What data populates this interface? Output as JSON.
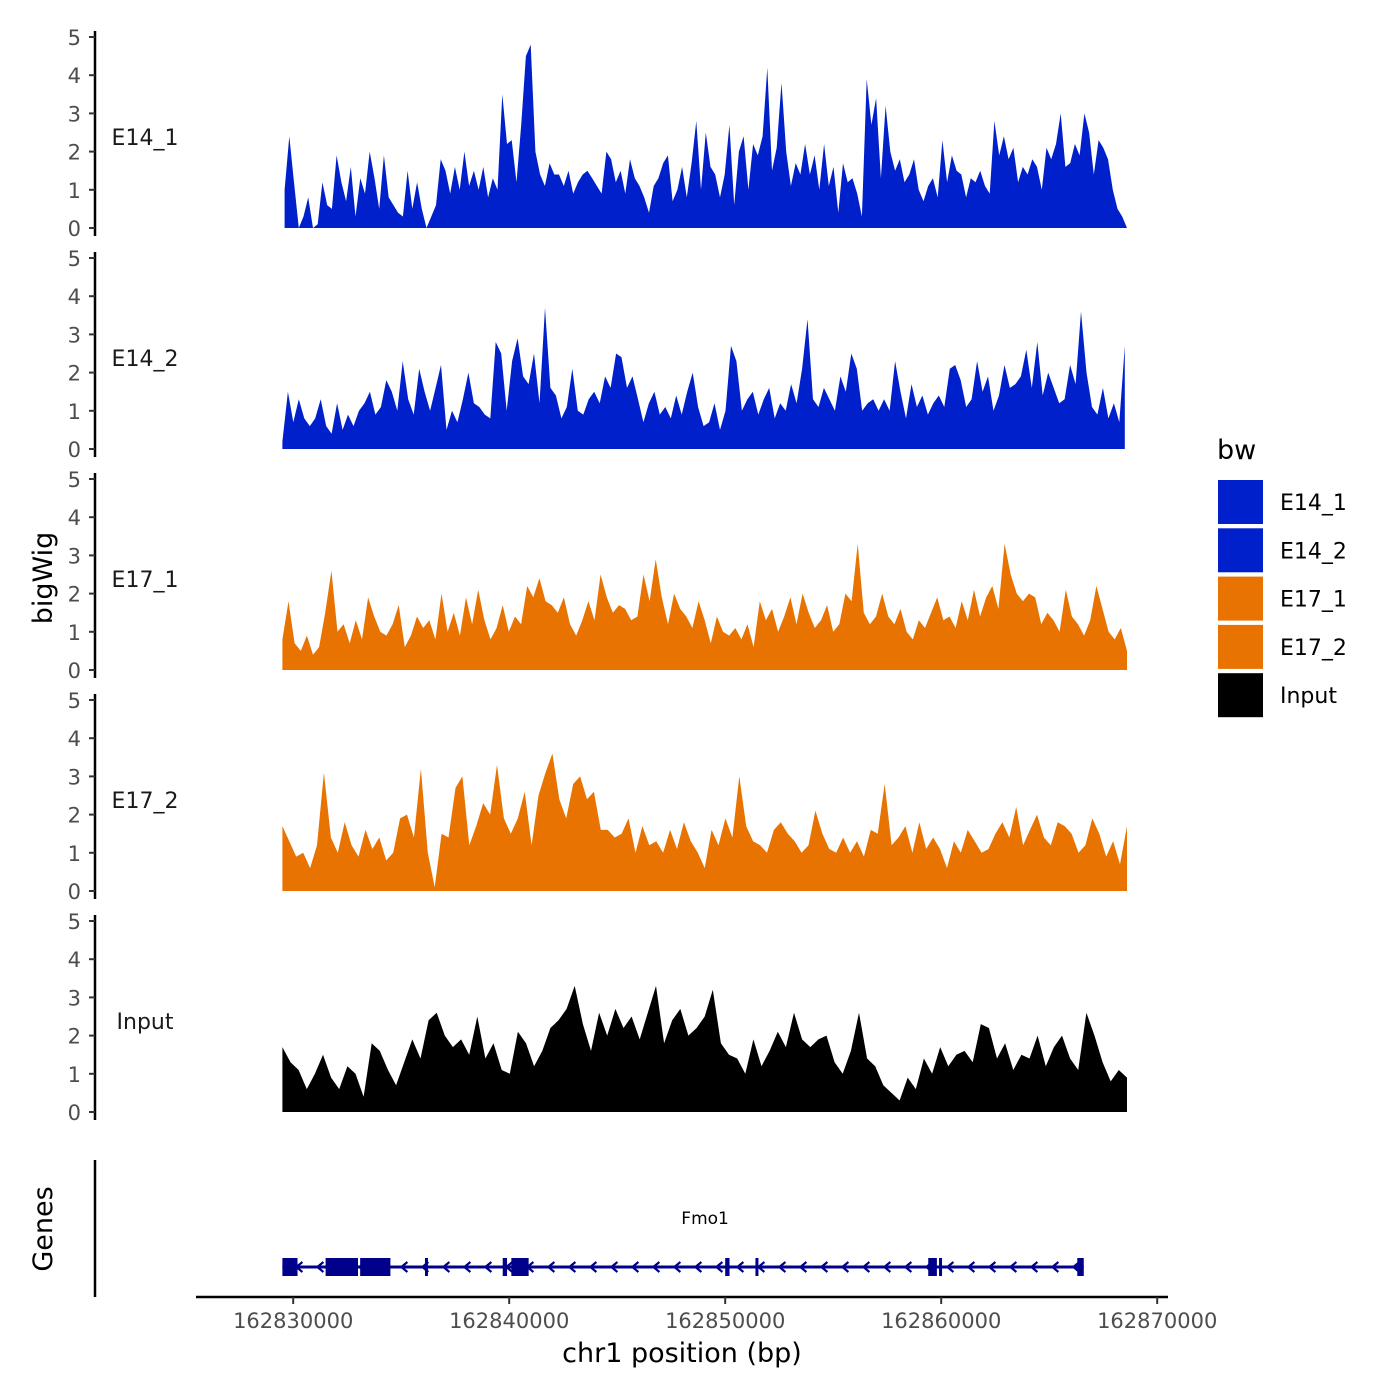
{
  "chart_data": {
    "type": "area",
    "chrom": "chr1",
    "xlabel": "chr1 position (bp)",
    "ylabel": "bigWig",
    "genes_label": "Genes",
    "xlim": [
      162825500,
      162870500
    ],
    "x_ticks": [
      162830000,
      162840000,
      162850000,
      162860000,
      162870000
    ],
    "x_tick_labels": [
      "162830000",
      "162840000",
      "162850000",
      "162860000",
      "162870000"
    ],
    "ylim": [
      0,
      5
    ],
    "y_ticks": [
      0,
      1,
      2,
      3,
      4,
      5
    ],
    "y_tick_labels": [
      "0",
      "1",
      "2",
      "3",
      "4",
      "5"
    ],
    "legend": {
      "title": "bw",
      "position": "right",
      "entries": [
        {
          "label": "E14_1",
          "color": "#0020CC"
        },
        {
          "label": "E14_2",
          "color": "#0020CC"
        },
        {
          "label": "E17_1",
          "color": "#E87300"
        },
        {
          "label": "E17_2",
          "color": "#E87300"
        },
        {
          "label": "Input",
          "color": "#000000"
        }
      ]
    },
    "tracks": [
      {
        "name": "E14_1",
        "color": "#0020CC",
        "x_start": 162829600,
        "x_end": 162868600,
        "values": [
          1.0,
          2.4,
          1.2,
          0.0,
          0.3,
          0.8,
          0.0,
          0.1,
          1.2,
          0.6,
          0.5,
          1.9,
          1.2,
          0.7,
          1.6,
          0.3,
          1.3,
          0.9,
          2.0,
          1.3,
          0.5,
          1.9,
          0.8,
          0.6,
          0.4,
          0.3,
          1.5,
          0.5,
          1.2,
          0.5,
          0.0,
          0.3,
          0.6,
          1.8,
          1.5,
          0.9,
          1.6,
          1.0,
          2.0,
          1.1,
          1.5,
          1.0,
          1.6,
          0.8,
          1.3,
          1.0,
          3.5,
          2.2,
          2.3,
          1.2,
          2.7,
          4.5,
          4.8,
          2.0,
          1.4,
          1.1,
          1.7,
          1.4,
          1.4,
          1.1,
          1.5,
          0.9,
          1.2,
          1.4,
          1.5,
          1.3,
          1.1,
          0.9,
          2.0,
          1.8,
          1.2,
          1.5,
          0.9,
          1.8,
          1.3,
          1.1,
          0.8,
          0.4,
          1.1,
          1.3,
          1.7,
          1.9,
          0.7,
          1.0,
          1.6,
          0.8,
          1.7,
          2.8,
          1.0,
          2.5,
          1.6,
          1.4,
          0.8,
          1.4,
          2.7,
          0.6,
          2.0,
          2.4,
          1.0,
          2.2,
          1.9,
          2.4,
          4.2,
          1.5,
          2.1,
          3.8,
          2.0,
          1.1,
          1.7,
          1.4,
          2.2,
          1.4,
          1.9,
          1.0,
          2.2,
          1.1,
          1.6,
          0.4,
          1.7,
          1.2,
          1.3,
          0.9,
          0.3,
          3.9,
          2.7,
          3.4,
          1.3,
          3.2,
          2.0,
          1.5,
          1.8,
          1.2,
          1.4,
          1.8,
          1.0,
          0.7,
          1.1,
          1.3,
          0.8,
          2.3,
          1.2,
          1.9,
          1.5,
          1.4,
          0.8,
          1.3,
          1.2,
          1.5,
          1.1,
          0.9,
          2.8,
          1.9,
          2.4,
          1.8,
          2.1,
          1.2,
          1.6,
          1.4,
          1.8,
          1.6,
          1.0,
          2.1,
          1.8,
          2.2,
          3.0,
          1.6,
          1.7,
          2.2,
          1.9,
          3.0,
          2.5,
          1.4,
          2.3,
          2.1,
          1.8,
          1.0,
          0.5,
          0.3,
          0.0
        ],
        "nonzero_ratio": 0.95
      },
      {
        "name": "E14_2",
        "color": "#0020CC",
        "x_start": 162829500,
        "x_end": 162868500,
        "values": [
          0.2,
          1.5,
          0.7,
          1.3,
          0.8,
          0.6,
          0.8,
          1.3,
          0.6,
          0.4,
          1.2,
          0.5,
          0.9,
          0.6,
          1.0,
          1.2,
          1.5,
          0.9,
          1.1,
          1.8,
          1.5,
          1.0,
          2.3,
          1.3,
          0.9,
          2.1,
          1.5,
          1.0,
          1.6,
          2.2,
          0.5,
          1.0,
          0.7,
          1.3,
          2.0,
          1.2,
          1.1,
          0.9,
          0.8,
          2.8,
          2.5,
          1.0,
          2.3,
          2.9,
          1.9,
          1.7,
          2.5,
          1.2,
          3.7,
          1.6,
          1.4,
          0.8,
          1.1,
          2.1,
          1.0,
          0.9,
          1.3,
          1.5,
          1.2,
          1.9,
          1.6,
          2.5,
          2.4,
          1.6,
          1.9,
          1.3,
          0.7,
          1.2,
          1.5,
          0.9,
          1.1,
          0.8,
          1.4,
          0.9,
          1.5,
          2.0,
          1.1,
          0.6,
          0.7,
          1.2,
          0.5,
          1.0,
          2.7,
          2.3,
          1.0,
          1.3,
          1.5,
          0.9,
          1.3,
          1.6,
          0.8,
          1.2,
          1.0,
          1.7,
          1.2,
          2.1,
          3.4,
          1.3,
          1.1,
          1.6,
          1.3,
          1.0,
          1.9,
          1.5,
          2.5,
          2.1,
          1.0,
          1.2,
          1.3,
          1.0,
          1.3,
          1.0,
          2.3,
          1.5,
          0.8,
          1.7,
          1.1,
          1.4,
          0.9,
          1.2,
          1.4,
          1.1,
          2.1,
          2.2,
          1.8,
          1.1,
          1.3,
          2.3,
          1.5,
          1.9,
          1.0,
          1.4,
          2.2,
          1.6,
          1.7,
          1.9,
          2.6,
          1.6,
          2.8,
          1.4,
          2.0,
          1.6,
          1.2,
          1.3,
          2.2,
          1.7,
          3.6,
          2.0,
          1.1,
          0.9,
          1.6,
          0.8,
          1.2,
          0.7,
          2.7
        ],
        "nonzero_ratio": 0.93
      },
      {
        "name": "E17_1",
        "color": "#E87300",
        "x_start": 162829500,
        "x_end": 162868600,
        "values": [
          0.8,
          1.8,
          0.7,
          0.5,
          0.9,
          0.4,
          0.6,
          1.5,
          2.6,
          1.0,
          1.2,
          0.7,
          1.3,
          0.8,
          1.9,
          1.4,
          1.0,
          0.9,
          1.2,
          1.7,
          0.6,
          0.9,
          1.4,
          1.1,
          1.3,
          0.8,
          2.0,
          1.0,
          1.5,
          0.9,
          1.9,
          1.2,
          2.1,
          1.3,
          0.8,
          1.1,
          1.7,
          1.0,
          1.4,
          1.2,
          2.2,
          1.9,
          2.4,
          1.8,
          1.7,
          1.5,
          1.9,
          1.2,
          0.9,
          1.3,
          1.8,
          1.3,
          2.5,
          1.9,
          1.5,
          1.7,
          1.6,
          1.3,
          1.4,
          2.5,
          1.8,
          2.9,
          1.9,
          1.2,
          2.0,
          1.6,
          1.4,
          1.1,
          1.8,
          1.3,
          0.7,
          1.4,
          1.0,
          0.9,
          1.1,
          0.8,
          1.2,
          0.6,
          1.8,
          1.3,
          1.6,
          1.0,
          1.4,
          1.9,
          1.2,
          2.0,
          1.5,
          1.1,
          1.3,
          1.7,
          1.0,
          1.2,
          2.0,
          1.8,
          3.3,
          1.5,
          1.2,
          1.4,
          2.0,
          1.4,
          1.2,
          1.6,
          1.0,
          0.8,
          1.3,
          1.1,
          1.5,
          1.9,
          1.3,
          1.4,
          1.1,
          1.8,
          1.3,
          2.1,
          1.4,
          1.9,
          2.2,
          1.6,
          3.3,
          2.5,
          2.0,
          1.8,
          2.0,
          1.9,
          1.2,
          1.5,
          1.3,
          1.0,
          2.1,
          1.4,
          1.2,
          0.9,
          1.3,
          2.2,
          1.6,
          1.0,
          0.8,
          1.1,
          0.5
        ],
        "nonzero_ratio": 0.96
      },
      {
        "name": "E17_2",
        "color": "#E87300",
        "x_start": 162829500,
        "x_end": 162868600,
        "values": [
          1.7,
          1.3,
          0.9,
          1.0,
          0.6,
          1.2,
          3.1,
          1.4,
          1.0,
          1.8,
          1.2,
          0.9,
          1.6,
          1.1,
          1.4,
          0.8,
          1.0,
          1.9,
          2.0,
          1.4,
          3.2,
          1.0,
          0.1,
          1.5,
          1.4,
          2.7,
          3.0,
          1.2,
          1.7,
          2.3,
          2.0,
          3.3,
          1.9,
          1.5,
          1.9,
          2.6,
          1.2,
          2.5,
          3.1,
          3.6,
          2.4,
          1.9,
          2.8,
          3.0,
          2.4,
          2.6,
          1.6,
          1.6,
          1.4,
          1.5,
          1.9,
          1.0,
          1.7,
          1.2,
          1.3,
          1.0,
          1.6,
          1.1,
          1.8,
          1.3,
          1.0,
          0.6,
          1.6,
          1.2,
          1.9,
          1.4,
          3.0,
          1.7,
          1.3,
          1.2,
          1.0,
          1.6,
          1.8,
          1.5,
          1.3,
          1.0,
          1.2,
          2.1,
          1.5,
          1.1,
          1.0,
          1.4,
          1.0,
          1.3,
          0.9,
          1.6,
          1.5,
          2.8,
          1.2,
          1.4,
          1.7,
          1.0,
          1.8,
          1.1,
          1.4,
          1.1,
          0.6,
          1.3,
          1.0,
          1.6,
          1.3,
          1.0,
          1.1,
          1.5,
          1.8,
          1.4,
          2.2,
          1.2,
          1.6,
          2.0,
          1.4,
          1.2,
          1.8,
          1.7,
          1.5,
          1.0,
          1.2,
          1.9,
          1.5,
          0.9,
          1.3,
          0.7,
          1.7
        ],
        "nonzero_ratio": 0.94
      },
      {
        "name": "Input",
        "color": "#000000",
        "x_start": 162829500,
        "x_end": 162868600,
        "values": [
          1.7,
          1.3,
          1.1,
          0.6,
          1.0,
          1.5,
          0.9,
          0.6,
          1.2,
          1.0,
          0.4,
          1.8,
          1.6,
          1.1,
          0.7,
          1.3,
          1.9,
          1.4,
          2.4,
          2.6,
          2.0,
          1.7,
          1.9,
          1.5,
          2.5,
          1.4,
          1.8,
          1.1,
          1.0,
          2.1,
          1.8,
          1.2,
          1.6,
          2.2,
          2.4,
          2.7,
          3.3,
          2.3,
          1.6,
          2.6,
          2.0,
          2.7,
          2.2,
          2.5,
          1.9,
          2.6,
          3.3,
          1.8,
          2.4,
          2.7,
          2.0,
          2.2,
          2.5,
          3.2,
          1.8,
          1.5,
          1.4,
          1.0,
          1.9,
          1.2,
          1.6,
          2.1,
          1.7,
          2.6,
          1.9,
          1.7,
          1.9,
          2.0,
          1.3,
          1.0,
          1.6,
          2.6,
          1.4,
          1.2,
          0.7,
          0.5,
          0.3,
          0.9,
          0.6,
          1.4,
          1.0,
          1.7,
          1.2,
          1.5,
          1.6,
          1.3,
          2.3,
          2.2,
          1.4,
          1.8,
          1.1,
          1.5,
          1.4,
          2.0,
          1.2,
          1.7,
          2.0,
          1.4,
          1.1,
          2.6,
          2.0,
          1.3,
          0.8,
          1.1,
          0.9
        ],
        "nonzero_ratio": 0.9
      }
    ],
    "genes": [
      {
        "name": "Fmo1",
        "strand": "-",
        "start": 162829500,
        "end": 162866600,
        "exons": [
          [
            162829500,
            162830200
          ],
          [
            162831500,
            162833000
          ],
          [
            162833100,
            162834500
          ],
          [
            162836100,
            162836200
          ],
          [
            162839700,
            162839900
          ],
          [
            162840100,
            162840900
          ],
          [
            162850000,
            162850200
          ],
          [
            162851400,
            162851500
          ],
          [
            162859400,
            162859800
          ],
          [
            162859900,
            162860000
          ],
          [
            162866300,
            162866600
          ]
        ]
      }
    ]
  }
}
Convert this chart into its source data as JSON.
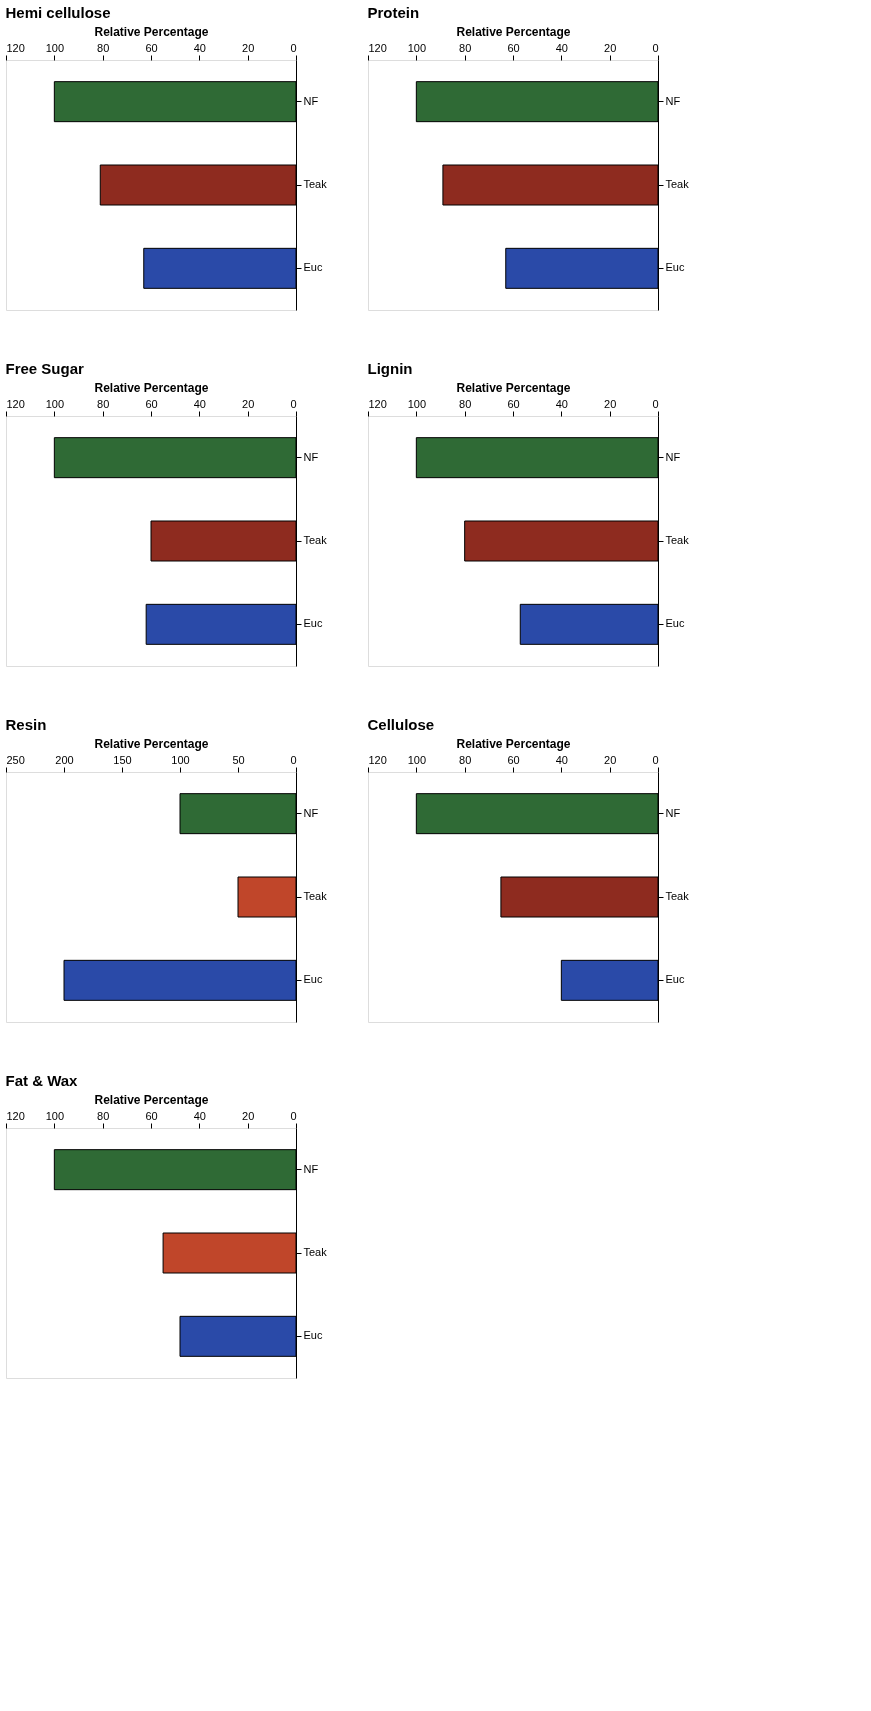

ABOUT THIS TASK:
After going through the entries, say how many lines contain the string "JSON". Nothing else belongs in the reply.

WRITTEN ANSWER:
2